Passage provided
## begin

ACIM Text Reading for September 24
Chapter 30 ~ The New Beginning
VIII. The New Interpretation
Would God have left the meaning of the world to your interpretation? If He had, it has no meaning. For it cannot be that meaning changes constantly, and yet is true. The Holy Spirit looks upon the world as with one purpose, changelessly established. And no situation can affect its aim, but must be in accord with it. For only if its aim could change with every situation could each one be open to interpretation which is different every time you think of it. You add an element into the script you write for every minute in the day, and all that happens now means something else. You take away another element, and every meaning shifts accordingly.
What do your scripts reflect except your plans for what the day should be? And thus you judge disaster and success, advance, retreat, and gain and loss. These judgments all are made according to the roles the script assigns. The fact they have no meaning in themselves is demonstrated by the ease with which these labels change with other judgments, made on different aspects of experience. And then, in looking back, you think you see another meaning in what went before. What have you really done, except to show there was no meaning there? But you assigned a meaning in the light of goals that change, with every meaning shifting as they change.

## end

Requirements
1. Reproduce the portion of the reading that begins at the words "What do your" and ends after the words "as they change.".
2. Decide whether each statement below agrees with the reading, answering yes or no and quoting the words of the reading that settle it: (a) The Holy Spirit looks upon the world with one unchanging purpose. (b) Meaning can change constantly and still be true. (c) Judgments of success and loss are made according to the roles the script assigns.

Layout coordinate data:
## begin

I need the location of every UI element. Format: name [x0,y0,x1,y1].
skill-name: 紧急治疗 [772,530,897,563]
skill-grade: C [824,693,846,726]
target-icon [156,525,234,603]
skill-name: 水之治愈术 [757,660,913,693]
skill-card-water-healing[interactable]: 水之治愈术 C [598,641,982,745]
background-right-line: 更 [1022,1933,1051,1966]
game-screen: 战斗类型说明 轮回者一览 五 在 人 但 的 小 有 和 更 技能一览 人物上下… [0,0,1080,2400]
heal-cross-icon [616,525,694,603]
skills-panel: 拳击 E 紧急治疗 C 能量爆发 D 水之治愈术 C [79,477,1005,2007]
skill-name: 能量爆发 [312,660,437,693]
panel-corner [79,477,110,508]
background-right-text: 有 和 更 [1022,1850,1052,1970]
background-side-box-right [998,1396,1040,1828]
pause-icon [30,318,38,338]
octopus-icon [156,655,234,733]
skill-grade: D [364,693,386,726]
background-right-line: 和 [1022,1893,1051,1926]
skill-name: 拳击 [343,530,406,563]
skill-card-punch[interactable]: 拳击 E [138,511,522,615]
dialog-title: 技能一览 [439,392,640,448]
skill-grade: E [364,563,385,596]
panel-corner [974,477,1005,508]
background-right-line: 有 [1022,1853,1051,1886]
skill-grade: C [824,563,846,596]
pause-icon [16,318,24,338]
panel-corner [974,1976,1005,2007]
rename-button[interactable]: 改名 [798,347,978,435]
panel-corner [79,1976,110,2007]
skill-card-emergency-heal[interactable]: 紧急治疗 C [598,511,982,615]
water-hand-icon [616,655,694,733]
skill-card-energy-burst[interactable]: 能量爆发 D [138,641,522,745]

## end

Solutions to the problems
1.
What do your scripts reflect except your plans for what the day should be? And thus you judge disaster and success, advance, retreat, and gain and loss. These judgments all are made according to the roles the script assigns. The fact they have no meaning in themselves is demonstrated by the ease with which these labels change with other judgments, made on different aspects of experience. And then, in looking back, you think you see another meaning in what went before. What have you really done, except to show there was no meaning there? But you assigned a meaning in the light of goals that change, with every meaning shifting as they change.

2.
(a) Yes: "The Holy Spirit looks upon the world as with one purpose, changelessly established."
(b) No: "For it cannot be that meaning changes constantly, and yet is true."
(c) Yes: "These judgments all are made according to the roles the script assigns."